*Provided data*.
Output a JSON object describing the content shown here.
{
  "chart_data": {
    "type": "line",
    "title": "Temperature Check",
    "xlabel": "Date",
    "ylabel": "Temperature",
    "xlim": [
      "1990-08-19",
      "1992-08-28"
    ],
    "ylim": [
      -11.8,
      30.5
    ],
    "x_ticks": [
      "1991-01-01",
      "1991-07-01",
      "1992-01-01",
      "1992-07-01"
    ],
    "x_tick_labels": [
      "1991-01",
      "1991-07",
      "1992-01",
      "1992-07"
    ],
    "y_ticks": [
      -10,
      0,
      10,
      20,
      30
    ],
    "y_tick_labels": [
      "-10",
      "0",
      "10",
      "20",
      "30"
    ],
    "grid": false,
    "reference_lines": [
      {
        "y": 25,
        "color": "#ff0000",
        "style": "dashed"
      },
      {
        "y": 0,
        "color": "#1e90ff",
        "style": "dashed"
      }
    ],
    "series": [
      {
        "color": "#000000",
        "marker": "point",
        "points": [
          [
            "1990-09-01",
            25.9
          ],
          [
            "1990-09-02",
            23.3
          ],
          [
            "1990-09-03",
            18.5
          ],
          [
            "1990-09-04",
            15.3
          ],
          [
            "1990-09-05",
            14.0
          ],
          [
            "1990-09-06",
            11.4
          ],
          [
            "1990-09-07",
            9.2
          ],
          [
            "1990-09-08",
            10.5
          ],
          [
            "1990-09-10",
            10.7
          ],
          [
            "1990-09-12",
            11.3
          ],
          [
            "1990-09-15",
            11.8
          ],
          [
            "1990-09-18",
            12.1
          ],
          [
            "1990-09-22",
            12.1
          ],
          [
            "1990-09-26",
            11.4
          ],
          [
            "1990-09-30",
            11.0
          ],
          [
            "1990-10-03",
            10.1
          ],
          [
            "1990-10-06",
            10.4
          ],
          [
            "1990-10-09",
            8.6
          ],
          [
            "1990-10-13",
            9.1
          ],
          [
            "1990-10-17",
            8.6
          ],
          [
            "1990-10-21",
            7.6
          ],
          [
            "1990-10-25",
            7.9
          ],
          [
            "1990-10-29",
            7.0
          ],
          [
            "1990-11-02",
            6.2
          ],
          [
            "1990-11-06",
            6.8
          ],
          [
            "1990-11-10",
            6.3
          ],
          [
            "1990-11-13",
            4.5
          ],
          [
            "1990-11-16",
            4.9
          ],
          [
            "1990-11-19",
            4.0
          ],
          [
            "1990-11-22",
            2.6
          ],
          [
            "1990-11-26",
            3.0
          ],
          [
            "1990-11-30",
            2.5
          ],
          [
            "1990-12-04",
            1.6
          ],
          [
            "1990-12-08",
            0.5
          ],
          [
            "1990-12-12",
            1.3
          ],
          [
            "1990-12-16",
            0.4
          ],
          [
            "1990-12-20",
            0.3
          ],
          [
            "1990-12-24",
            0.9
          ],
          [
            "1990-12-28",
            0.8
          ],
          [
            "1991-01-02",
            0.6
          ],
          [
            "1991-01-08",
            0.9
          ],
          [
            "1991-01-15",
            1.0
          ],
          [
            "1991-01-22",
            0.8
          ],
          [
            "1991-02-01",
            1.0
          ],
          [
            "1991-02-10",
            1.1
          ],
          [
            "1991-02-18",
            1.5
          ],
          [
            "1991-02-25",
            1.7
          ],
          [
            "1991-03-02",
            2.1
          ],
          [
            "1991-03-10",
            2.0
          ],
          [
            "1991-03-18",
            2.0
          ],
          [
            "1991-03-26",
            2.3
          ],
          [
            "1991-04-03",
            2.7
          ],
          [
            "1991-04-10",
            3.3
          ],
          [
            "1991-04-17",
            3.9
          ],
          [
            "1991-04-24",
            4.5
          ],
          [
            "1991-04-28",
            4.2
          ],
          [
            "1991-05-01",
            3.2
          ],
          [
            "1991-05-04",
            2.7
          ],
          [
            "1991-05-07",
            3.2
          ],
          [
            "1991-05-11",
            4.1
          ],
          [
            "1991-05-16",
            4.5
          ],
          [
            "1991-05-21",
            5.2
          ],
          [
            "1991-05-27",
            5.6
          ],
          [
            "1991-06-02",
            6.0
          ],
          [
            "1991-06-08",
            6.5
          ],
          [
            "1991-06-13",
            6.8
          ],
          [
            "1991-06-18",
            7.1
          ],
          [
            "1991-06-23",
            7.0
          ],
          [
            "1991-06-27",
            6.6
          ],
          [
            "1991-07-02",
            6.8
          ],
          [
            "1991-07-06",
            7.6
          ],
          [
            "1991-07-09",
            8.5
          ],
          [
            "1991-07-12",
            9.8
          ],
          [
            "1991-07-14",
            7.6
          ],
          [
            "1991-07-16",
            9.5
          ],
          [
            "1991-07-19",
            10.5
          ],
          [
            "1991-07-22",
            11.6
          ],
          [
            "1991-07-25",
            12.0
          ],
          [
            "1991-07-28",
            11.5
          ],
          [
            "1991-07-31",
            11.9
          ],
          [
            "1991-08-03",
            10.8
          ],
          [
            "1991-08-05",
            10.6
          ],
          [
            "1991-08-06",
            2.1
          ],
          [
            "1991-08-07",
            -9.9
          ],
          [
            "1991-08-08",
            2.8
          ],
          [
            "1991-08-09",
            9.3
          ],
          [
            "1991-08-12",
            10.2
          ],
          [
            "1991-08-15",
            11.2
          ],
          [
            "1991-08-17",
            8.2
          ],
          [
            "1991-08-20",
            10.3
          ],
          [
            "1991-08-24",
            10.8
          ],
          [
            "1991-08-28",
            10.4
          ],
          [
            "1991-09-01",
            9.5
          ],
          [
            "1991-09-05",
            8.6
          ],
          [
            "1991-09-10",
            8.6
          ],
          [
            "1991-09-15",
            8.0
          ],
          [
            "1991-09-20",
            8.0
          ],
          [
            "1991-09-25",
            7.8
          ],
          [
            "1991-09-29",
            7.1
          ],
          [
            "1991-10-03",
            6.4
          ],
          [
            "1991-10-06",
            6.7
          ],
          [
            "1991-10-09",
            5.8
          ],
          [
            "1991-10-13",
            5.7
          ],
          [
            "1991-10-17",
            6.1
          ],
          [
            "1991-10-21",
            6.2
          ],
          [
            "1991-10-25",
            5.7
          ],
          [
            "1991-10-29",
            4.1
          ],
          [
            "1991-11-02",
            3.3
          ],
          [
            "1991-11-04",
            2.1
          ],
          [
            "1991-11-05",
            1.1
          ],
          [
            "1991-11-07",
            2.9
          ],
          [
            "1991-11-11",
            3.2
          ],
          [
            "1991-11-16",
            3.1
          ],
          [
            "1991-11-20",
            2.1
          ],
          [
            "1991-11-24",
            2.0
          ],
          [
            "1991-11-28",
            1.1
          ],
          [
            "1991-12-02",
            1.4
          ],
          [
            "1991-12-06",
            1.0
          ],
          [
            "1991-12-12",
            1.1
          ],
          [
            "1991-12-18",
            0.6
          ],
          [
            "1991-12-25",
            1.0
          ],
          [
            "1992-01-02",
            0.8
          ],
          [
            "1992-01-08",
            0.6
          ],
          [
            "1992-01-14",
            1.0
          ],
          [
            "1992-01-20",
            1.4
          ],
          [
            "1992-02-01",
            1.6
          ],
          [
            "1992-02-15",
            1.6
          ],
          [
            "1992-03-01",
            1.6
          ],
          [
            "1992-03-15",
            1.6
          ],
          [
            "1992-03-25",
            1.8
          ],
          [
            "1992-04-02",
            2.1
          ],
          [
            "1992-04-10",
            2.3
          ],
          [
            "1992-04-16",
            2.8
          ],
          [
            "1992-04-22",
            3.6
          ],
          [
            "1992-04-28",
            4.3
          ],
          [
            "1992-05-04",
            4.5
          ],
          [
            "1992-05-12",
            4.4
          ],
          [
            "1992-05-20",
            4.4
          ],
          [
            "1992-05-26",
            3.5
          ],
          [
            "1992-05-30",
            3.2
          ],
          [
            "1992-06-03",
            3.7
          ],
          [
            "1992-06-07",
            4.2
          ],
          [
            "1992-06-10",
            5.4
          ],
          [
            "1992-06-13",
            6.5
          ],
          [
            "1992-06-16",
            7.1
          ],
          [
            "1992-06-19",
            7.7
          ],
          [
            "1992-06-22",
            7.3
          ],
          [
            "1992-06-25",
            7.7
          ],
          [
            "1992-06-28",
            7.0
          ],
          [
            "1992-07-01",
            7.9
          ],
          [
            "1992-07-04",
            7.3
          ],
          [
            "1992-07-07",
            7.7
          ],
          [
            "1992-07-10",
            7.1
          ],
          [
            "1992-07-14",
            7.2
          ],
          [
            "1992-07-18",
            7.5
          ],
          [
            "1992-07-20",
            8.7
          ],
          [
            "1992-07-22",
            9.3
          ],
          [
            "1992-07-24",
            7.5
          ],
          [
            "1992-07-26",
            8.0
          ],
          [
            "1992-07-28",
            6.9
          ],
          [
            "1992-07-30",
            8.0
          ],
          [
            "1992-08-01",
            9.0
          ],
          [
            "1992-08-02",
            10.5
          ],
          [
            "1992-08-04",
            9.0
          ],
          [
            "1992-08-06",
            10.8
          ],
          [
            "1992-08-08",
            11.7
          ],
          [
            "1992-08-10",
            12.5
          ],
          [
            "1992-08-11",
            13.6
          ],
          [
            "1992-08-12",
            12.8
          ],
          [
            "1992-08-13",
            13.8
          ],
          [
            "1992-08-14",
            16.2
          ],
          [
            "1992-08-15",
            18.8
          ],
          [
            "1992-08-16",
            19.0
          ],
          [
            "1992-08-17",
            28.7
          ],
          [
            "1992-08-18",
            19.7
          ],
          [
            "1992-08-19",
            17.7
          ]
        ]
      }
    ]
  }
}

*What you should do*. Scan the data above; copy every line where "color" appears.

*Exercise result*.
        "color": "#ff0000",
        "color": "#1e90ff",
        "color": "#000000",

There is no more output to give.